======== Extracted data

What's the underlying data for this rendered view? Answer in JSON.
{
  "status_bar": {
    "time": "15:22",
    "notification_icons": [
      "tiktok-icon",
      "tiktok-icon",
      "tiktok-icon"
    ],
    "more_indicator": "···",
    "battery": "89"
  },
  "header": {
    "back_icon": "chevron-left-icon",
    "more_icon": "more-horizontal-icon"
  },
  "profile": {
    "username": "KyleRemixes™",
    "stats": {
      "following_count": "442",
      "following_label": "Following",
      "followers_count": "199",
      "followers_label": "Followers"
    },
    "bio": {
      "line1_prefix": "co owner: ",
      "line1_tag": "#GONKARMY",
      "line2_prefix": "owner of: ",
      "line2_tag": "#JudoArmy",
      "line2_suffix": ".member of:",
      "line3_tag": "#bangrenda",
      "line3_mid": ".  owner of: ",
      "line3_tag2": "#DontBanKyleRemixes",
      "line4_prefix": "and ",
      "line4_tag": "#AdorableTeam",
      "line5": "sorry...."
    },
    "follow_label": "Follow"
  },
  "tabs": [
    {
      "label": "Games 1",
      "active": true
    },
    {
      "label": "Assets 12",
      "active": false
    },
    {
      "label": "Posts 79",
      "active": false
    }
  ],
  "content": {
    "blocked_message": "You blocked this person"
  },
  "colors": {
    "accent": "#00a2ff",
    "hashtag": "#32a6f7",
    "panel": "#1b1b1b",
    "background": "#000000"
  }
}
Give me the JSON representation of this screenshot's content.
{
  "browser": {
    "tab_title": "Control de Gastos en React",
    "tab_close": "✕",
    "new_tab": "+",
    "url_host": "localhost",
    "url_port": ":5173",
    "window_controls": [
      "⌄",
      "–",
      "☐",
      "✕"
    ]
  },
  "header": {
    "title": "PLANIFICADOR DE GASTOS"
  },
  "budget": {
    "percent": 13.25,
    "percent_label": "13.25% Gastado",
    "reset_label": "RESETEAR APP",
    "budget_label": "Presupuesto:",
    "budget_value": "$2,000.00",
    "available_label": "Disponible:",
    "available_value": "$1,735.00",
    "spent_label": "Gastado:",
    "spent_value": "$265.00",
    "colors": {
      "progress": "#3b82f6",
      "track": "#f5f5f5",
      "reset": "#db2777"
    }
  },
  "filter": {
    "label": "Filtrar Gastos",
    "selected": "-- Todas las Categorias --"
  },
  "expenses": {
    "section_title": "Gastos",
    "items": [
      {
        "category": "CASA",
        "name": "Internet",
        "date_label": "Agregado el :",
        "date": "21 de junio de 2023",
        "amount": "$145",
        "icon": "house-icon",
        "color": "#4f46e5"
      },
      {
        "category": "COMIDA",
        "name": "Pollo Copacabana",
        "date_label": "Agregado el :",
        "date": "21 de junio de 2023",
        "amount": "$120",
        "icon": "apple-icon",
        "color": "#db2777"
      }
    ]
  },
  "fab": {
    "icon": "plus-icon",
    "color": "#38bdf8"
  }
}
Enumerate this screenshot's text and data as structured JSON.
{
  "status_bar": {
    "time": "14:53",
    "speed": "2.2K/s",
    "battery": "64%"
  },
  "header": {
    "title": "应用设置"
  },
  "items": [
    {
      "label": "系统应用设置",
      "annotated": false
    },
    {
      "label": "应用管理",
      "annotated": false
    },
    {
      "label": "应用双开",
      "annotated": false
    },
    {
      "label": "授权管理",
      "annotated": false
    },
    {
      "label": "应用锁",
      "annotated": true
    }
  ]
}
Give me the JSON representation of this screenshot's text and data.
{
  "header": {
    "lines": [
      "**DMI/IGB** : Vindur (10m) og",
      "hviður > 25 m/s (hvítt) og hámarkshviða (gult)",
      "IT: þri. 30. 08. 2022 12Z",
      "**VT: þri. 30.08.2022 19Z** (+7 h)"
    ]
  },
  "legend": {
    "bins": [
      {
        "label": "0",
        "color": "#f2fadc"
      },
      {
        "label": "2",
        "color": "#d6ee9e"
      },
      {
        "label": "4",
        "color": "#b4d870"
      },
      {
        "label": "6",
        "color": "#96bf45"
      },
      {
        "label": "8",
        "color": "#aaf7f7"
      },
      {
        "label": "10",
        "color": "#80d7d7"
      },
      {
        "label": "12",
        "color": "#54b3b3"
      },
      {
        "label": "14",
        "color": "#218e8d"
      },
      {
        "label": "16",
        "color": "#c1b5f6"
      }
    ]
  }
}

================

Print the complete listing again, exactly as it stands.

Exercise answer ->
What's the underlying data for this rendered view? Answer in JSON.
{
  "status_bar": {
    "time": "15:22",
    "notification_icons": [
      "tiktok-icon",
      "tiktok-icon",
      "tiktok-icon"
    ],
    "more_indicator": "···",
    "battery": "89"
  },
  "header": {
    "back_icon": "chevron-left-icon",
    "more_icon": "more-horizontal-icon"
  },
  "profile": {
    "username": "KyleRemixes™",
    "stats": {
      "following_count": "442",
      "following_label": "Following",
      "followers_count": "199",
      "followers_label": "Followers"
    },
    "bio": {
      "line1_prefix": "co owner: ",
      "line1_tag": "#GONKARMY",
      "line2_prefix": "owner of: ",
      "line2_tag": "#JudoArmy",
      "line2_suffix": ".member of:",
      "line3_tag": "#bangrenda",
      "line3_mid": ".  owner of: ",
      "line3_tag2": "#DontBanKyleRemixes",
      "line4_prefix": "and ",
      "line4_tag": "#AdorableTeam",
      "line5": "sorry...."
    },
    "follow_label": "Follow"
  },
  "tabs": [
    {
      "label": "Games 1",
      "active": true
    },
    {
      "label": "Assets 12",
      "active": false
    },
    {
      "label": "Posts 79",
      "active": false
    }
  ],
  "content": {
    "blocked_message": "You blocked this person"
  },
  "colors": {
    "accent": "#00a2ff",
    "hashtag": "#32a6f7",
    "panel": "#1b1b1b",
    "background": "#000000"
  }
}
Give me the JSON representation of this screenshot's content.
{
  "browser": {
    "tab_title": "Control de Gastos en React",
    "tab_close": "✕",
    "new_tab": "+",
    "url_host": "localhost",
    "url_port": ":5173",
    "window_controls": [
      "⌄",
      "–",
      "☐",
      "✕"
    ]
  },
  "header": {
    "title": "PLANIFICADOR DE GASTOS"
  },
  "budget": {
    "percent": 13.25,
    "percent_label": "13.25% Gastado",
    "reset_label": "RESETEAR APP",
    "budget_label": "Presupuesto:",
    "budget_value": "$2,000.00",
    "available_label": "Disponible:",
    "available_value": "$1,735.00",
    "spent_label": "Gastado:",
    "spent_value": "$265.00",
    "colors": {
      "progress": "#3b82f6",
      "track": "#f5f5f5",
      "reset": "#db2777"
    }
  },
  "filter": {
    "label": "Filtrar Gastos",
    "selected": "-- Todas las Categorias --"
  },
  "expenses": {
    "section_title": "Gastos",
    "items": [
      {
        "category": "CASA",
        "name": "Internet",
        "date_label": "Agregado el :",
        "date": "21 de junio de 2023",
        "amount": "$145",
        "icon": "house-icon",
        "color": "#4f46e5"
      },
      {
        "category": "COMIDA",
        "name": "Pollo Copacabana",
        "date_label": "Agregado el :",
        "date": "21 de junio de 2023",
        "amount": "$120",
        "icon": "apple-icon",
        "color": "#db2777"
      }
    ]
  },
  "fab": {
    "icon": "plus-icon",
    "color": "#38bdf8"
  }
}
Enumerate this screenshot's text and data as structured JSON.
{
  "status_bar": {
    "time": "14:53",
    "speed": "2.2K/s",
    "battery": "64%"
  },
  "header": {
    "title": "应用设置"
  },
  "items": [
    {
      "label": "系统应用设置",
      "annotated": false
    },
    {
      "label": "应用管理",
      "annotated": false
    },
    {
      "label": "应用双开",
      "annotated": false
    },
    {
      "label": "授权管理",
      "annotated": false
    },
    {
      "label": "应用锁",
      "annotated": true
    }
  ]
}
Give me the JSON representation of this screenshot's text and data.
{
  "header": {
    "lines": [
      "**DMI/IGB** : Vindur (10m) og",
      "hviður > 25 m/s (hvítt) og hámarkshviða (gult)",
      "IT: þri. 30. 08. 2022 12Z",
      "**VT: þri. 30.08.2022 19Z** (+7 h)"
    ]
  },
  "legend": {
    "bins": [
      {
        "label": "0",
        "color": "#f2fadc"
      },
      {
        "label": "2",
        "color": "#d6ee9e"
      },
      {
        "label": "4",
        "color": "#b4d870"
      },
      {
        "label": "6",
        "color": "#96bf45"
      },
      {
        "label": "8",
        "color": "#aaf7f7"
      },
      {
        "label": "10",
        "color": "#80d7d7"
      },
      {
        "label": "12",
        "color": "#54b3b3"
      },
      {
        "label": "14",
        "color": "#218e8d"
      },
      {
        "label": "16",
        "color": "#c1b5f6"
      }
    ]
  }
}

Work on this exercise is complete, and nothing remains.